→ **To do**
• A. Reproduce the cAdvisor GPU issue verbatim, everything from "Do container which" down to "the reply ..".
• B. In the cAdvisor GPU issue, why does the poster ask whether the setup will work in a Kubernetes cluster? Answer in one to three sentences.
• C. Answer these from the cAdvisor GPU issue, one per line:
(i) Which cloud platform is the poster using?
(ii) As which user does the poster run cAdvisor inside the instance?
(iii) What value is given to the publish flag in the run command?

→ **Source excerpt**
★ ★ ★ ★ ★ ★ ★
Cadvisor: Not able to collect metrics for nvidia GPU

Created on 23 Mar 2018 · 8Comments · Source: google/cadvisor

I am using amazon ec2 with GPU

+-----------------------------------------------------------------------------+
| Processes: GPU Memory |
| GPU PID Type Process name Usage |
|=============================================================================|
| No running processes found |
+-----------------------------------------------------------------------------+

Followed this https://github.com/google/cadvisor/blob/b26bf6ebb2999de15e6af43337687859a531c4ee/docs/running.md
I am running this as "root" inside EC2 instance

One container is running with GPU in docker using nvidia-docker command
Running c-advisor as separate container using

sudo nvidia-docker run
--volume=/:/rootfs:ro
--volume=/var/run:/var/run:rw
--volume=/sys:/sys:ro
--volume=/var/lib/docker/:/var/lib/docker:ro
--volume=/dev/disk/:/dev/disk:ro
--publish=8080:8080
--detach=true
--name=cadvisor
--device /dev/nvidia0:/dev/nvidia0
--device /dev/nvidiactl:/dev/nvidiactl
--device /dev/nvidia-uvm:/dev/nvidia-uvm
google/cadvisor:latest

I am able to see container in ~HOST/8080/containers/ in metrics for sub-container section. It is showing CPU usage

--- Questions ---

Can you add the screenshot to show how the metrics look like on UI ? or which API to check whether it is giving stats?
Is there any endpoint to check metrics in c-advisor?
Do container which is using GPU need to pass - device flags?
Can you please add detailed documentation with some GPU sample images so that anybody can reproduce steps? any sample image to try
Will this work in k8s cluster because kubelets have c-advisor pre-installed?
Any idea where to check which c-advisor is used for which k8s version?
Where to check c-advisor logs ? will it tell it is collecting gpu stats ?

Source

itnilesh

Most helpful comment

Thanks for the reply ..
★ ★ ★ ★ ★ ★ ★
→ **Provided material**

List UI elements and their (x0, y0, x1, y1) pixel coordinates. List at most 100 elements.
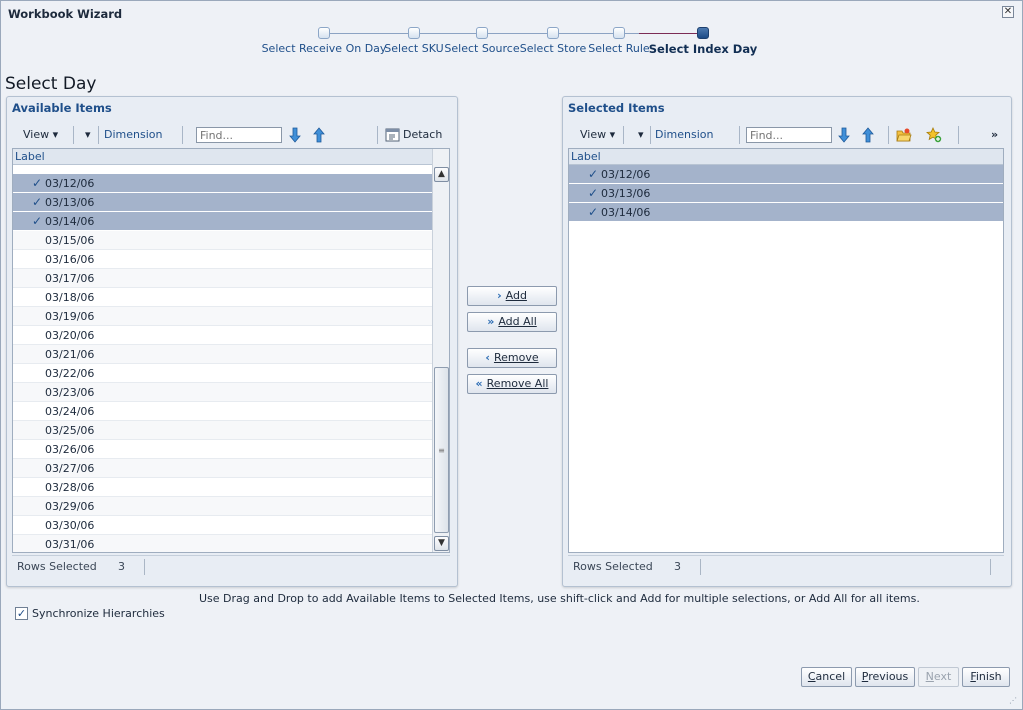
find-previous-up-icon[interactable] (311, 127, 327, 143)
dimension-dropdown-icon[interactable]: ▾ (638, 126, 644, 144)
selected-toolbar: View ▾ ▾ Dimension Find... » (568, 124, 1008, 146)
next-button[interactable]: Next (918, 667, 959, 687)
selected-status-bar: Rows Selected 3 (568, 555, 1004, 577)
available-dimension-link[interactable]: Dimension (104, 126, 162, 144)
row-label: 03/28/06 (45, 481, 95, 494)
table-row[interactable]: 03/24/06 (13, 402, 432, 421)
train-stop-rule[interactable] (613, 27, 625, 39)
synchronize-hierarchies-label[interactable]: Synchronize Hierarchies (32, 607, 165, 620)
rows-selected-label: Rows Selected (573, 560, 653, 573)
detach-button[interactable]: Detach (403, 126, 442, 144)
table-row[interactable]: ✓ 03/14/06 (13, 212, 432, 231)
row-label: 03/27/06 (45, 462, 95, 475)
add-all-button[interactable]: » Add All (467, 312, 557, 332)
row-label: 03/16/06 (45, 253, 95, 266)
double-chevron-right-icon: » (487, 315, 495, 328)
row-label: 03/21/06 (45, 348, 95, 361)
row-label: 03/24/06 (45, 405, 95, 418)
table-row[interactable]: ✓ 03/13/06 (13, 193, 432, 212)
available-toolbar: View ▾ ▾ Dimension Detach (12, 124, 452, 146)
table-row[interactable]: 03/31/06 (13, 535, 432, 552)
scroll-down-icon[interactable]: ▼ (434, 536, 449, 551)
row-label: 03/22/06 (45, 367, 95, 380)
window-title: Workbook Wizard (8, 7, 123, 21)
train-label-rule[interactable]: Select Rule (588, 42, 649, 55)
selected-view-menu[interactable]: View ▾ (580, 126, 615, 144)
previous-button[interactable]: Previous (855, 667, 915, 687)
workbook-wizard-window: Workbook Wizard ✕ Select Receive On Day … (0, 0, 1023, 710)
toolbar-separator (888, 126, 889, 144)
toolbar-separator (958, 126, 959, 144)
remove-all-button[interactable]: «Remove All (467, 374, 557, 394)
row-label: 03/31/06 (45, 538, 95, 551)
available-view-menu[interactable]: View ▾ (23, 126, 58, 144)
find-next-down-icon[interactable] (287, 127, 303, 143)
table-row[interactable]: 03/15/06 (13, 231, 432, 250)
selected-find-input[interactable] (746, 127, 832, 143)
detach-icon[interactable] (385, 127, 401, 143)
toolbar-separator (377, 126, 378, 144)
finish-button[interactable]: Finish (962, 667, 1010, 687)
find-previous-up-icon[interactable] (860, 127, 876, 143)
row-label: 03/18/06 (45, 291, 95, 304)
row-label: 03/12/06 (45, 177, 95, 190)
table-row[interactable]: 03/16/06 (13, 250, 432, 269)
train-stop-source[interactable] (476, 27, 488, 39)
table-row[interactable]: ✓ 03/12/06 (13, 174, 432, 193)
selected-items-header: Selected Items (568, 101, 665, 115)
rows-selected-count: 3 (118, 560, 125, 573)
available-label-column-header[interactable]: Label (13, 149, 432, 165)
table-row[interactable]: 03/20/06 (13, 326, 432, 345)
train-stop-sku[interactable] (408, 27, 420, 39)
remove-button[interactable]: ‹ Remove (467, 348, 557, 368)
table-row[interactable]: 03/30/06 (13, 516, 432, 535)
table-row[interactable]: 03/19/06 (13, 307, 432, 326)
available-vertical-scrollbar[interactable]: ▲ ≡ ▼ (432, 149, 449, 552)
add-button[interactable]: › Add (467, 286, 557, 306)
row-label: 03/25/06 (45, 424, 95, 437)
table-row[interactable]: 03/25/06 (13, 421, 432, 440)
train-label-sku[interactable]: Select SKU (384, 42, 443, 55)
selected-dimension-link[interactable]: Dimension (655, 126, 713, 144)
row-label: 03/17/06 (45, 272, 95, 285)
train-label-receive-on-day[interactable]: Select Receive On Day (262, 42, 387, 55)
scroll-thumb[interactable]: ≡ (434, 367, 449, 533)
table-row[interactable]: 03/23/06 (13, 383, 432, 402)
table-row[interactable]: 03/17/06 (13, 269, 432, 288)
selected-label-column-header[interactable]: Label (569, 149, 1003, 165)
more-toolbar-chevron-icon[interactable]: » (991, 126, 998, 144)
table-row[interactable]: ✓ 03/13/06 (569, 184, 1003, 203)
train-stop-store[interactable] (547, 27, 559, 39)
folder-open-icon[interactable] (896, 127, 912, 143)
train-stop-index-day (697, 27, 709, 39)
table-row[interactable]: 03/21/06 (13, 345, 432, 364)
close-icon[interactable]: ✕ (1002, 6, 1014, 18)
toolbar-separator (182, 126, 183, 144)
train-label-store[interactable]: Select Store (520, 42, 587, 55)
table-row[interactable]: 03/28/06 (13, 478, 432, 497)
chevron-right-icon: › (497, 289, 502, 302)
row-label: 03/29/06 (45, 500, 95, 513)
resize-grip-icon[interactable]: ⋰ (1009, 696, 1019, 706)
toolbar-separator (650, 126, 651, 144)
cancel-button[interactable]: Cancel (801, 667, 852, 687)
checkbox-checked-icon[interactable]: ✓ (15, 607, 28, 620)
table-row[interactable]: 03/27/06 (13, 459, 432, 478)
selected-items-table: Label ✓ 03/12/06 ✓ 03/13/06 ✓ 03/14/06 (568, 148, 1004, 553)
table-row[interactable]: 03/18/06 (13, 288, 432, 307)
train-label-source[interactable]: Select Source (444, 42, 519, 55)
find-next-down-icon[interactable] (836, 127, 852, 143)
table-row[interactable]: 03/22/06 (13, 364, 432, 383)
favorite-add-icon[interactable] (926, 127, 942, 143)
dimension-dropdown-icon[interactable]: ▾ (85, 126, 91, 144)
table-row[interactable]: 03/29/06 (13, 497, 432, 516)
rows-selected-count: 3 (674, 560, 681, 573)
available-find-input[interactable] (196, 127, 282, 143)
check-icon: ✓ (32, 214, 43, 228)
table-row[interactable]: ✓ 03/12/06 (569, 165, 1003, 184)
train-stop-receive-on-day[interactable] (318, 27, 330, 39)
table-row[interactable]: 03/26/06 (13, 440, 432, 459)
scroll-up-icon[interactable]: ▲ (434, 167, 449, 182)
row-label: 03/23/06 (45, 386, 95, 399)
table-row[interactable]: ✓ 03/14/06 (569, 203, 1003, 222)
★ ★ ★ ★ ★ ★ ★
→ **The results**
• A.
Do container which is using GPU need to pass - device flags?
Can you please add detailed documentation with some GPU sample images so that anybody can reproduce steps? any sample image to try
Will this work in k8s cluster because kubelets have c-advisor pre-installed?
Any idea where to check which c-advisor is used for which k8s version?
Where to check c-advisor logs ? will it tell it is collecting gpu stats ?

Source

itnilesh

Most helpful comment

Thanks for the reply ..

• B. The poster asks because kubelets in a Kubernetes cluster come with cAdvisor pre-installed.

• C.
(i) Amazon EC2 with GPU
(ii) root
(iii) 8080:8080